▶ [Passage given]
Monday, May 15th, 2006
Time heals all. My two relatively minor regrets from my trip to Europe last Fall were missing shows by The National and Sigur Ros. Well lo and behold, eight months later both acts have returned to town – The National in March and Sigur Ros on Saturday night.
This would be my third time seeing Sigur Ros at Massey Hall, though the first in three and a half years. I missed their legendary show at the Palais Royale in April 2001 but can still hold their show from September of that year, for which I was in the front row, as one of the most amazing musical experiences I’ve ever beheld. The second time in October 2002 was less impactful, but as I commented at the time – “how many times can a band change your life?” Well while Saturday night’s show wasn’t life-changing, it was very much life-affirming – and I mean that in a completely non-schlocky sense.
My night got off to a bit of a rocky start as I realized after settling into my seat that my camera battery was still happily charging at home. Thankfully I only live one subway stop from the venue so I made a mad dash home to retrieve it – unfortunately, this meant missing most of Amina’s set. I only caught about two songs total but what I did hear was pretty and tinkly like a fairy tale jewelery box. This wouldn’t be my only opportunity to see them perform though, as they were an integral part of Sigur Ros’ band as well.
I’m no good with song names on the best of days so I won’t even bother with Sigur Ros’ foreign and cryptic titles (witness the set list – thanks, Erik). Sufficed to say that the richly orchestrated, Amina-enchanced tracks from Takk somehow made the () material sound almost raw and stripped down – certainly not adjectives one would normally use to describe Sigur Ros. The contrast in emotional content between the material Agaetis Byrjun, () and Takk is far more evident in the live setting – it’s remarkable that albums as laboured over, meticulously recorded and arranged as theirs are, still pale in comparison to the power of the live performance. Not meant as a slight against the albums, but as a point of reference in trying to describe how amazing they are on stage.

▶ [Supplied material]
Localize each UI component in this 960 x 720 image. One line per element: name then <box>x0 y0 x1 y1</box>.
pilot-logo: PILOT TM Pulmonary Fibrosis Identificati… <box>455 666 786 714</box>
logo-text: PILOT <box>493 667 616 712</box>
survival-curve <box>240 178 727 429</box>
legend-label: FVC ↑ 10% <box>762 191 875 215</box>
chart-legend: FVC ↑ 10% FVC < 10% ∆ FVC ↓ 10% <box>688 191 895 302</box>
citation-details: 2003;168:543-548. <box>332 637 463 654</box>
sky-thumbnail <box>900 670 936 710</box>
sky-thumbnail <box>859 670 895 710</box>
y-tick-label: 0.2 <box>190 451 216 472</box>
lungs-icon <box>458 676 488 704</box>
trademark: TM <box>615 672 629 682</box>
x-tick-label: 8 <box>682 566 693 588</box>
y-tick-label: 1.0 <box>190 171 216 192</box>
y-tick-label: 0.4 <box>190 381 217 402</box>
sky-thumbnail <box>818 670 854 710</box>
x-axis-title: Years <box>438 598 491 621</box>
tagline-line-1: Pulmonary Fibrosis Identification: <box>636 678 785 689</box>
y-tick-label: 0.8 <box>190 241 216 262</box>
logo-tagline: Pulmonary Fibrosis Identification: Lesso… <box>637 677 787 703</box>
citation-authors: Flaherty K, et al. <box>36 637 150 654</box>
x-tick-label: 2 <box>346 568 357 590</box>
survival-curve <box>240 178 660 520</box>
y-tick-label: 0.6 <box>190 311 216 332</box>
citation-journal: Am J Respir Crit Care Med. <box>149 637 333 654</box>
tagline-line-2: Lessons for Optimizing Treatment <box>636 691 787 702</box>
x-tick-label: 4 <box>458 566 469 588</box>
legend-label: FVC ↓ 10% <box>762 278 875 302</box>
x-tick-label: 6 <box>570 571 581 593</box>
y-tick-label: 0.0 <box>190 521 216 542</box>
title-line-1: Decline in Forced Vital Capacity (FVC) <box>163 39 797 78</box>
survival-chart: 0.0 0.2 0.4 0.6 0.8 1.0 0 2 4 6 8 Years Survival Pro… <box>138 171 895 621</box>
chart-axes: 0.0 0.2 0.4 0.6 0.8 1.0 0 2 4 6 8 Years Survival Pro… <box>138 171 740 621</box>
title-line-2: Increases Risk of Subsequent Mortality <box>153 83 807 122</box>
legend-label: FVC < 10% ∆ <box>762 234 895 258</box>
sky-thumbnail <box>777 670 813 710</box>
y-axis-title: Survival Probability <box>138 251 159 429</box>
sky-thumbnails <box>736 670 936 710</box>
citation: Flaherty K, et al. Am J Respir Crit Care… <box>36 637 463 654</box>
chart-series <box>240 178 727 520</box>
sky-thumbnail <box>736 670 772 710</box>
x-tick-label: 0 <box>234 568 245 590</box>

▶ [Tasks]
1) Revise the part of the concert post that opens with the words containing "Monday, May 15th, 2006" and closes with "completely non-schlocky sense.", swapping "Massey Hall" for "the concert hall".
2) Show each line of the listing that holds the string "Fibrosis", with case counting.
The listing has no connection to the concert post.

▶ [Per-task outputs]
1)
Monday, May 15th, 2006
Time heals all. My two relatively minor regrets from my trip to Europe last Fall were missing shows by The National and Sigur Ros. Well lo and behold, eight months later both acts have returned to town – The National in March and Sigur Ros on Saturday night.
This would be my third time seeing Sigur Ros at the concert hall, though the first in three and a half years. I missed their legendary show at the Palais Royale in April 2001 but can still hold their show from September of that year, for which I was in the front row, as one of the most amazing musical experiences I’ve ever beheld. The second time in October 2002 was less impactful, but as I commented at the time – “how many times can a band change your life?” Well while Saturday night’s show wasn’t life-changing, it was very much life-affirming – and I mean that in a completely non-schlocky sense.

2)
pilot-logo: PILOT TM Pulmonary Fibrosis Identificati… <box>455 666 786 714</box>
tagline-line-1: Pulmonary Fibrosis Identification: <box>636 678 785 689</box>
logo-tagline: Pulmonary Fibrosis Identification: Lesso… <box>637 677 787 703</box>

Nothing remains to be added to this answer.